Problem to work on
Copy the entries below exactly. Images do not belong in the copy.
─── Extracted data
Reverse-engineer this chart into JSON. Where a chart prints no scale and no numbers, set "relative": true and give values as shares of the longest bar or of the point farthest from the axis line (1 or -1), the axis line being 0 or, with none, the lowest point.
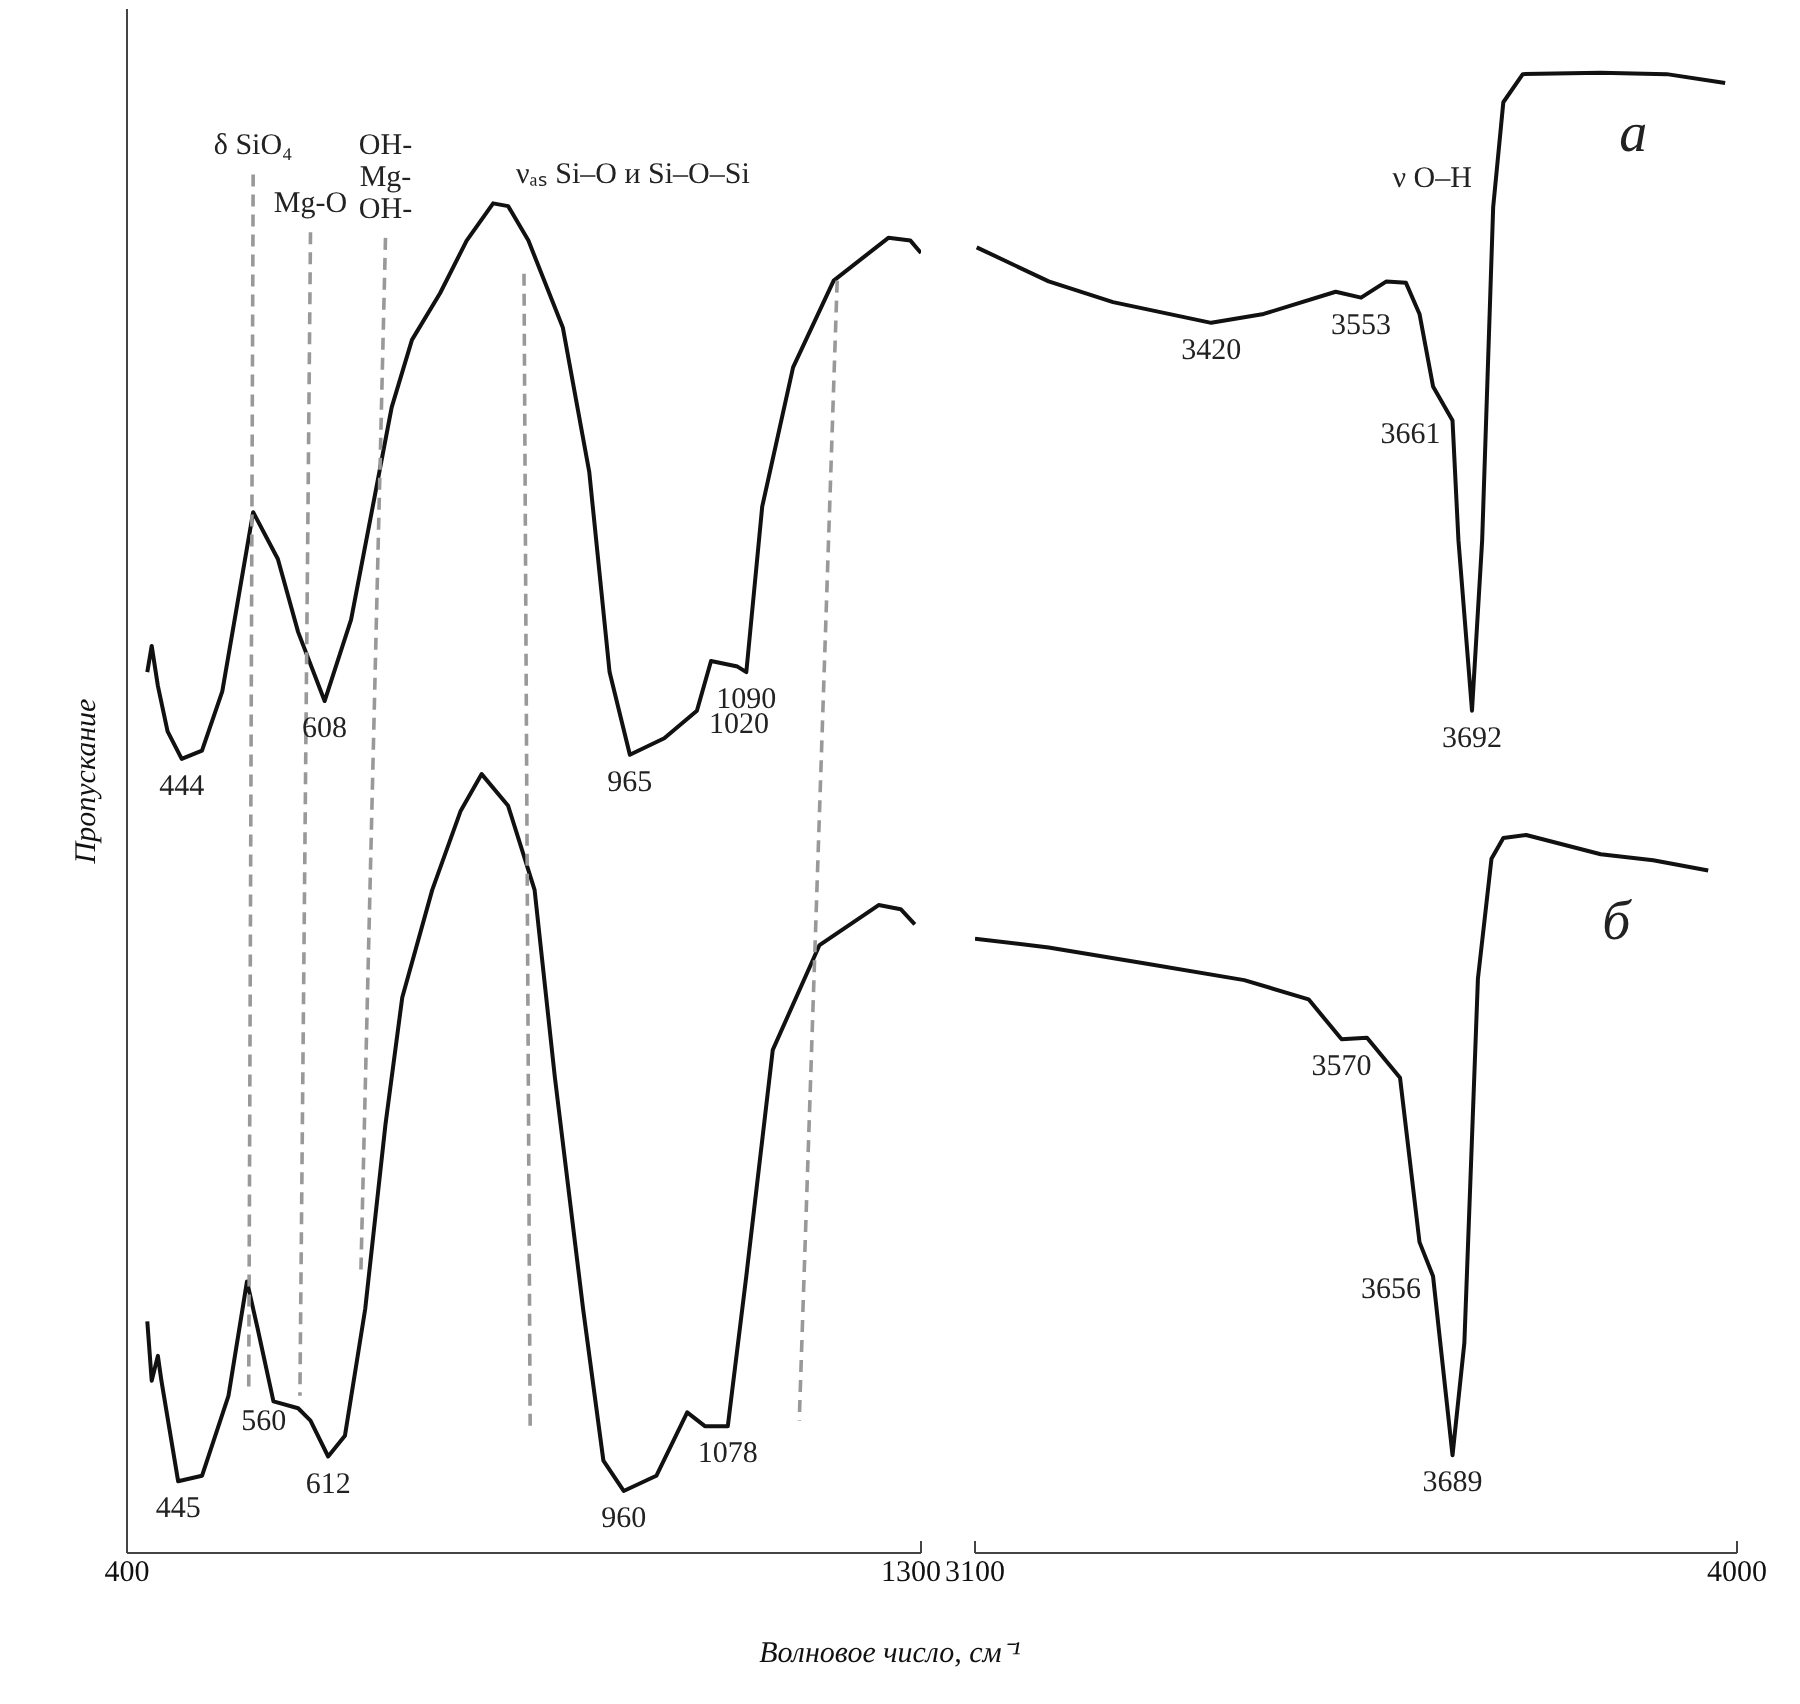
{
  "chart_data": [
    {
      "type": "line",
      "relative": true,
      "ylabel": "Пропускание",
      "xlabel": "Волновое число, см⁻¹",
      "xlim": [
        400,
        1300
      ],
      "xticks": [
        400,
        1300
      ],
      "tick_labels": "x",
      "series": [
        {
          "color": "#111111",
          "x": [
            423,
            428,
            435,
            446,
            462,
            485,
            508,
            543,
            571,
            594,
            624,
            654,
            686,
            700,
            723,
            755,
            785,
            815,
            832,
            855,
            894,
            924,
            947,
            970,
            1009,
            1046,
            1062,
            1092,
            1102,
            1120,
            1155,
            1201,
            1263,
            1288,
            1300
          ],
          "values": [
            0.639,
            0.658,
            0.629,
            0.596,
            0.576,
            0.582,
            0.625,
            0.755,
            0.721,
            0.668,
            0.618,
            0.677,
            0.784,
            0.831,
            0.88,
            0.914,
            0.952,
            0.979,
            0.977,
            0.952,
            0.889,
            0.784,
            0.639,
            0.579,
            0.591,
            0.611,
            0.647,
            0.643,
            0.639,
            0.759,
            0.86,
            0.923,
            0.954,
            0.952,
            0.943
          ]
        },
        {
          "color": "#111111",
          "x": [
            423,
            428,
            435,
            439,
            458,
            485,
            515,
            536,
            548,
            566,
            594,
            608,
            628,
            647,
            670,
            693,
            712,
            746,
            778,
            802,
            832,
            862,
            885,
            917,
            940,
            963,
            1000,
            1035,
            1055,
            1081,
            1102,
            1132,
            1185,
            1252,
            1277,
            1293
          ],
          "values": [
            0.168,
            0.125,
            0.143,
            0.125,
            0.052,
            0.056,
            0.114,
            0.197,
            0.163,
            0.11,
            0.105,
            0.096,
            0.07,
            0.085,
            0.177,
            0.311,
            0.403,
            0.481,
            0.538,
            0.565,
            0.542,
            0.481,
            0.345,
            0.177,
            0.067,
            0.045,
            0.056,
            0.102,
            0.092,
            0.092,
            0.201,
            0.365,
            0.441,
            0.47,
            0.467,
            0.456
          ]
        },
        {
          "color": "#999999",
          "line_style": "dashed",
          "x": [
            543,
            538
          ],
          "values": [
            1.0,
            0.12
          ]
        },
        {
          "color": "#999999",
          "line_style": "dashed",
          "x": [
            608,
            596
          ],
          "values": [
            0.958,
            0.114
          ]
        },
        {
          "color": "#999999",
          "line_style": "dashed",
          "x": [
            693,
            665
          ],
          "values": [
            0.954,
            0.201
          ]
        },
        {
          "color": "#999999",
          "line_style": "dashed",
          "x": [
            850,
            857
          ],
          "values": [
            0.928,
            0.091
          ]
        },
        {
          "color": "#999999",
          "line_style": "dashed",
          "x": [
            1205,
            1162
          ],
          "values": [
            0.923,
            0.096
          ]
        }
      ],
      "annotations": [
        {
          "text": "δ SiO₄",
          "x": 543,
          "y": 1.0
        },
        {
          "text": "Mg-O",
          "x": 608,
          "y": 0.958
        },
        {
          "text": "OH-\nMg-\nOH-",
          "x": 693,
          "y": 0.954
        },
        {
          "text": "νₐₛ Si–O и Si–O–Si",
          "x": 850,
          "y": 0.928
        },
        {
          "text": "444",
          "x": 462,
          "y": 0.576
        },
        {
          "text": "608",
          "x": 624,
          "y": 0.618
        },
        {
          "text": "965",
          "x": 970,
          "y": 0.579
        },
        {
          "text": "1020",
          "x": 1046,
          "y": 0.611
        },
        {
          "text": "1090",
          "x": 1102,
          "y": 0.639
        },
        {
          "text": "445",
          "x": 458,
          "y": 0.052
        },
        {
          "text": "560",
          "x": 594,
          "y": 0.105
        },
        {
          "text": "612",
          "x": 628,
          "y": 0.07
        },
        {
          "text": "960",
          "x": 963,
          "y": 0.045
        },
        {
          "text": "1078",
          "x": 1081,
          "y": 0.092
        }
      ]
    },
    {
      "type": "line",
      "relative": true,
      "xlim": [
        3100,
        4000
      ],
      "xticks": [
        3100,
        4000
      ],
      "tick_labels": "x",
      "series": [
        {
          "name": "а",
          "color": "#111111",
          "x": [
            3102,
            3187,
            3263,
            3379,
            3441,
            3526,
            3556,
            3586,
            3609,
            3625,
            3641,
            3664,
            3671,
            3687,
            3699,
            3712,
            3724,
            3747,
            3839,
            3917,
            3986
          ],
          "values": [
            0.882,
            0.859,
            0.845,
            0.831,
            0.837,
            0.852,
            0.848,
            0.859,
            0.858,
            0.837,
            0.788,
            0.765,
            0.684,
            0.569,
            0.684,
            0.909,
            0.98,
            0.999,
            1.0,
            0.999,
            0.993
          ]
        },
        {
          "name": "б",
          "color": "#111111",
          "x": [
            3100,
            3187,
            3303,
            3418,
            3494,
            3533,
            3563,
            3602,
            3625,
            3641,
            3664,
            3678,
            3694,
            3710,
            3724,
            3751,
            3839,
            3901,
            3966
          ],
          "values": [
            0.415,
            0.409,
            0.398,
            0.387,
            0.374,
            0.347,
            0.348,
            0.321,
            0.21,
            0.187,
            0.066,
            0.142,
            0.388,
            0.469,
            0.483,
            0.485,
            0.472,
            0.468,
            0.461
          ]
        }
      ],
      "annotations": [
        "ν O–H",
        {
          "text": "3420",
          "x": 3379,
          "y": 0.831
        },
        {
          "text": "3553",
          "x": 3556,
          "y": 0.848
        },
        {
          "text": "3661",
          "x": 3664,
          "y": 0.765
        },
        {
          "text": "3692",
          "x": 3687,
          "y": 0.569
        },
        {
          "text": "3570",
          "x": 3533,
          "y": 0.347
        },
        {
          "text": "3656",
          "x": 3641,
          "y": 0.187
        },
        {
          "text": "3689",
          "x": 3664,
          "y": 0.066
        }
      ]
    }
  ]
}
──────
Complete output
Reverse-engineer this chart into JSON. Where a chart prints no scale and no numbers, set "relative": true and give values as shares of the longest bar or of the point farthest from the axis line (1 or -1), the axis line being 0 or, with none, the lowest point.
{
  "chart_data": [
    {
      "type": "line",
      "relative": true,
      "ylabel": "Пропускание",
      "xlabel": "Волновое число, см⁻¹",
      "xlim": [
        400,
        1300
      ],
      "xticks": [
        400,
        1300
      ],
      "tick_labels": "x",
      "series": [
        {
          "color": "#111111",
          "x": [
            423,
            428,
            435,
            446,
            462,
            485,
            508,
            543,
            571,
            594,
            624,
            654,
            686,
            700,
            723,
            755,
            785,
            815,
            832,
            855,
            894,
            924,
            947,
            970,
            1009,
            1046,
            1062,
            1092,
            1102,
            1120,
            1155,
            1201,
            1263,
            1288,
            1300
          ],
          "values": [
            0.639,
            0.658,
            0.629,
            0.596,
            0.576,
            0.582,
            0.625,
            0.755,
            0.721,
            0.668,
            0.618,
            0.677,
            0.784,
            0.831,
            0.88,
            0.914,
            0.952,
            0.979,
            0.977,
            0.952,
            0.889,
            0.784,
            0.639,
            0.579,
            0.591,
            0.611,
            0.647,
            0.643,
            0.639,
            0.759,
            0.86,
            0.923,
            0.954,
            0.952,
            0.943
          ]
        },
        {
          "color": "#111111",
          "x": [
            423,
            428,
            435,
            439,
            458,
            485,
            515,
            536,
            548,
            566,
            594,
            608,
            628,
            647,
            670,
            693,
            712,
            746,
            778,
            802,
            832,
            862,
            885,
            917,
            940,
            963,
            1000,
            1035,
            1055,
            1081,
            1102,
            1132,
            1185,
            1252,
            1277,
            1293
          ],
          "values": [
            0.168,
            0.125,
            0.143,
            0.125,
            0.052,
            0.056,
            0.114,
            0.197,
            0.163,
            0.11,
            0.105,
            0.096,
            0.07,
            0.085,
            0.177,
            0.311,
            0.403,
            0.481,
            0.538,
            0.565,
            0.542,
            0.481,
            0.345,
            0.177,
            0.067,
            0.045,
            0.056,
            0.102,
            0.092,
            0.092,
            0.201,
            0.365,
            0.441,
            0.47,
            0.467,
            0.456
          ]
        },
        {
          "color": "#999999",
          "line_style": "dashed",
          "x": [
            543,
            538
          ],
          "values": [
            1.0,
            0.12
          ]
        },
        {
          "color": "#999999",
          "line_style": "dashed",
          "x": [
            608,
            596
          ],
          "values": [
            0.958,
            0.114
          ]
        },
        {
          "color": "#999999",
          "line_style": "dashed",
          "x": [
            693,
            665
          ],
          "values": [
            0.954,
            0.201
          ]
        },
        {
          "color": "#999999",
          "line_style": "dashed",
          "x": [
            850,
            857
          ],
          "values": [
            0.928,
            0.091
          ]
        },
        {
          "color": "#999999",
          "line_style": "dashed",
          "x": [
            1205,
            1162
          ],
          "values": [
            0.923,
            0.096
          ]
        }
      ],
      "annotations": [
        {
          "text": "δ SiO₄",
          "x": 543,
          "y": 1.0
        },
        {
          "text": "Mg-O",
          "x": 608,
          "y": 0.958
        },
        {
          "text": "OH-\nMg-\nOH-",
          "x": 693,
          "y": 0.954
        },
        {
          "text": "νₐₛ Si–O и Si–O–Si",
          "x": 850,
          "y": 0.928
        },
        {
          "text": "444",
          "x": 462,
          "y": 0.576
        },
        {
          "text": "608",
          "x": 624,
          "y": 0.618
        },
        {
          "text": "965",
          "x": 970,
          "y": 0.579
        },
        {
          "text": "1020",
          "x": 1046,
          "y": 0.611
        },
        {
          "text": "1090",
          "x": 1102,
          "y": 0.639
        },
        {
          "text": "445",
          "x": 458,
          "y": 0.052
        },
        {
          "text": "560",
          "x": 594,
          "y": 0.105
        },
        {
          "text": "612",
          "x": 628,
          "y": 0.07
        },
        {
          "text": "960",
          "x": 963,
          "y": 0.045
        },
        {
          "text": "1078",
          "x": 1081,
          "y": 0.092
        }
      ]
    },
    {
      "type": "line",
      "relative": true,
      "xlim": [
        3100,
        4000
      ],
      "xticks": [
        3100,
        4000
      ],
      "tick_labels": "x",
      "series": [
        {
          "name": "а",
          "color": "#111111",
          "x": [
            3102,
            3187,
            3263,
            3379,
            3441,
            3526,
            3556,
            3586,
            3609,
            3625,
            3641,
            3664,
            3671,
            3687,
            3699,
            3712,
            3724,
            3747,
            3839,
            3917,
            3986
          ],
          "values": [
            0.882,
            0.859,
            0.845,
            0.831,
            0.837,
            0.852,
            0.848,
            0.859,
            0.858,
            0.837,
            0.788,
            0.765,
            0.684,
            0.569,
            0.684,
            0.909,
            0.98,
            0.999,
            1.0,
            0.999,
            0.993
          ]
        },
        {
          "name": "б",
          "color": "#111111",
          "x": [
            3100,
            3187,
            3303,
            3418,
            3494,
            3533,
            3563,
            3602,
            3625,
            3641,
            3664,
            3678,
            3694,
            3710,
            3724,
            3751,
            3839,
            3901,
            3966
          ],
          "values": [
            0.415,
            0.409,
            0.398,
            0.387,
            0.374,
            0.347,
            0.348,
            0.321,
            0.21,
            0.187,
            0.066,
            0.142,
            0.388,
            0.469,
            0.483,
            0.485,
            0.472,
            0.468,
            0.461
          ]
        }
      ],
      "annotations": [
        "ν O–H",
        {
          "text": "3420",
          "x": 3379,
          "y": 0.831
        },
        {
          "text": "3553",
          "x": 3556,
          "y": 0.848
        },
        {
          "text": "3661",
          "x": 3664,
          "y": 0.765
        },
        {
          "text": "3692",
          "x": 3687,
          "y": 0.569
        },
        {
          "text": "3570",
          "x": 3533,
          "y": 0.347
        },
        {
          "text": "3656",
          "x": 3641,
          "y": 0.187
        },
        {
          "text": "3689",
          "x": 3664,
          "y": 0.066
        }
      ]
    }
  ]
}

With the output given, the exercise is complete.